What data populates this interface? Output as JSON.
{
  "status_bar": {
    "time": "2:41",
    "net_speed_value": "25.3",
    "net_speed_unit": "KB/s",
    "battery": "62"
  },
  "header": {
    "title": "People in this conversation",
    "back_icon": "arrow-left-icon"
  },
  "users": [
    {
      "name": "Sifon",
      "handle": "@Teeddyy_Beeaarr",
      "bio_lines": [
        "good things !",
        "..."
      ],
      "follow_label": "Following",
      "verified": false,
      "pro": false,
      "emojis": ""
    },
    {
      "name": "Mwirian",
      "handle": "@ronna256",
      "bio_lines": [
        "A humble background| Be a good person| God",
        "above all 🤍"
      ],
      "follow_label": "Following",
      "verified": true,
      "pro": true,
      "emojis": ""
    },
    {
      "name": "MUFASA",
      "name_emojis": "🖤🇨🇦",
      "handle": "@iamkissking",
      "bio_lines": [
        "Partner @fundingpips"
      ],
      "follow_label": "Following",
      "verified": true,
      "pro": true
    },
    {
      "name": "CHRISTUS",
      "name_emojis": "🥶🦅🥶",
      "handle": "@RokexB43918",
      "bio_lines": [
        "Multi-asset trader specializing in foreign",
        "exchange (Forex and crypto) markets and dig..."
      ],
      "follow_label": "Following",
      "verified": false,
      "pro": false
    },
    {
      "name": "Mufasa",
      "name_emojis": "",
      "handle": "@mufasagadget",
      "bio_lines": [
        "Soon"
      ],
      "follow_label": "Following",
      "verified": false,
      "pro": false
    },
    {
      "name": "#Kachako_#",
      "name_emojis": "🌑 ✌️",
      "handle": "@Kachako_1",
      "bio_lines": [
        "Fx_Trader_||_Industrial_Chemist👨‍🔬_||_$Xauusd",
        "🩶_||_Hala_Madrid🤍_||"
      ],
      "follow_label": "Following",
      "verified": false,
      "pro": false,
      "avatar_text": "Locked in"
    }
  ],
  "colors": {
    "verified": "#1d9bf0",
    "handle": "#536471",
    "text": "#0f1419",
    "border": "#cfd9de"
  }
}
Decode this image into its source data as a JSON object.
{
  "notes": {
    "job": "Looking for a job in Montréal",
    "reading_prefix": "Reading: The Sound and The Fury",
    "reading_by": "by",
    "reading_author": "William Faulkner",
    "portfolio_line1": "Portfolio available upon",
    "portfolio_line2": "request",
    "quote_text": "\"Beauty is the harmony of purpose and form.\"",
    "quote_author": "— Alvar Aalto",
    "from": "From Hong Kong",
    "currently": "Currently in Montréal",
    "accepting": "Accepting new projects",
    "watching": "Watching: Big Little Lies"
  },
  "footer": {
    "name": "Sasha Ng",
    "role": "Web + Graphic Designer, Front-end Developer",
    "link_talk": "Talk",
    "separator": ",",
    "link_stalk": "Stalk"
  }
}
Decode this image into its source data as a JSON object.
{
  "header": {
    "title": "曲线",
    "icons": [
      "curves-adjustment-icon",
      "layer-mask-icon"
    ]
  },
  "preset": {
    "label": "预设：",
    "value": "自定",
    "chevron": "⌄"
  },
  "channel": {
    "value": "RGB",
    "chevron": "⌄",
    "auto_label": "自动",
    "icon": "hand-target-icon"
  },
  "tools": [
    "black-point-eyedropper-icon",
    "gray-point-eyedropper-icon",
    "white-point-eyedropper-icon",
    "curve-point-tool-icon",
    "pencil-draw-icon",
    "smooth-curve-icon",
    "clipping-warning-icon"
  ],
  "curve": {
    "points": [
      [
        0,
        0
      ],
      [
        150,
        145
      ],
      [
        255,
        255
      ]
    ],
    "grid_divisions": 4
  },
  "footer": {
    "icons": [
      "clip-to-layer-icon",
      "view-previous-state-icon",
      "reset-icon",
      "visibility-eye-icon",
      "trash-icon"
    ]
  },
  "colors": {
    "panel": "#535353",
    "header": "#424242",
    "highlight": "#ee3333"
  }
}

AIM. Using the entries above, please restate each one word for word.

FULL ANSWER.
What data populates this interface? Output as JSON.
{
  "status_bar": {
    "time": "2:41",
    "net_speed_value": "25.3",
    "net_speed_unit": "KB/s",
    "battery": "62"
  },
  "header": {
    "title": "People in this conversation",
    "back_icon": "arrow-left-icon"
  },
  "users": [
    {
      "name": "Sifon",
      "handle": "@Teeddyy_Beeaarr",
      "bio_lines": [
        "good things !",
        "..."
      ],
      "follow_label": "Following",
      "verified": false,
      "pro": false,
      "emojis": ""
    },
    {
      "name": "Mwirian",
      "handle": "@ronna256",
      "bio_lines": [
        "A humble background| Be a good person| God",
        "above all 🤍"
      ],
      "follow_label": "Following",
      "verified": true,
      "pro": true,
      "emojis": ""
    },
    {
      "name": "MUFASA",
      "name_emojis": "🖤🇨🇦",
      "handle": "@iamkissking",
      "bio_lines": [
        "Partner @fundingpips"
      ],
      "follow_label": "Following",
      "verified": true,
      "pro": true
    },
    {
      "name": "CHRISTUS",
      "name_emojis": "🥶🦅🥶",
      "handle": "@RokexB43918",
      "bio_lines": [
        "Multi-asset trader specializing in foreign",
        "exchange (Forex and crypto) markets and dig..."
      ],
      "follow_label": "Following",
      "verified": false,
      "pro": false
    },
    {
      "name": "Mufasa",
      "name_emojis": "",
      "handle": "@mufasagadget",
      "bio_lines": [
        "Soon"
      ],
      "follow_label": "Following",
      "verified": false,
      "pro": false
    },
    {
      "name": "#Kachako_#",
      "name_emojis": "🌑 ✌️",
      "handle": "@Kachako_1",
      "bio_lines": [
        "Fx_Trader_||_Industrial_Chemist👨‍🔬_||_$Xauusd",
        "🩶_||_Hala_Madrid🤍_||"
      ],
      "follow_label": "Following",
      "verified": false,
      "pro": false,
      "avatar_text": "Locked in"
    }
  ],
  "colors": {
    "verified": "#1d9bf0",
    "handle": "#536471",
    "text": "#0f1419",
    "border": "#cfd9de"
  }
}
Decode this image into its source data as a JSON object.
{
  "notes": {
    "job": "Looking for a job in Montréal",
    "reading_prefix": "Reading: The Sound and The Fury",
    "reading_by": "by",
    "reading_author": "William Faulkner",
    "portfolio_line1": "Portfolio available upon",
    "portfolio_line2": "request",
    "quote_text": "\"Beauty is the harmony of purpose and form.\"",
    "quote_author": "— Alvar Aalto",
    "from": "From Hong Kong",
    "currently": "Currently in Montréal",
    "accepting": "Accepting new projects",
    "watching": "Watching: Big Little Lies"
  },
  "footer": {
    "name": "Sasha Ng",
    "role": "Web + Graphic Designer, Front-end Developer",
    "link_talk": "Talk",
    "separator": ",",
    "link_stalk": "Stalk"
  }
}
Decode this image into its source data as a JSON object.
{
  "header": {
    "title": "曲线",
    "icons": [
      "curves-adjustment-icon",
      "layer-mask-icon"
    ]
  },
  "preset": {
    "label": "预设：",
    "value": "自定",
    "chevron": "⌄"
  },
  "channel": {
    "value": "RGB",
    "chevron": "⌄",
    "auto_label": "自动",
    "icon": "hand-target-icon"
  },
  "tools": [
    "black-point-eyedropper-icon",
    "gray-point-eyedropper-icon",
    "white-point-eyedropper-icon",
    "curve-point-tool-icon",
    "pencil-draw-icon",
    "smooth-curve-icon",
    "clipping-warning-icon"
  ],
  "curve": {
    "points": [
      [
        0,
        0
      ],
      [
        150,
        145
      ],
      [
        255,
        255
      ]
    ],
    "grid_divisions": 4
  },
  "footer": {
    "icons": [
      "clip-to-layer-icon",
      "view-previous-state-icon",
      "reset-icon",
      "visibility-eye-icon",
      "trash-icon"
    ]
  },
  "colors": {
    "panel": "#535353",
    "header": "#424242",
    "highlight": "#ee3333"
  }
}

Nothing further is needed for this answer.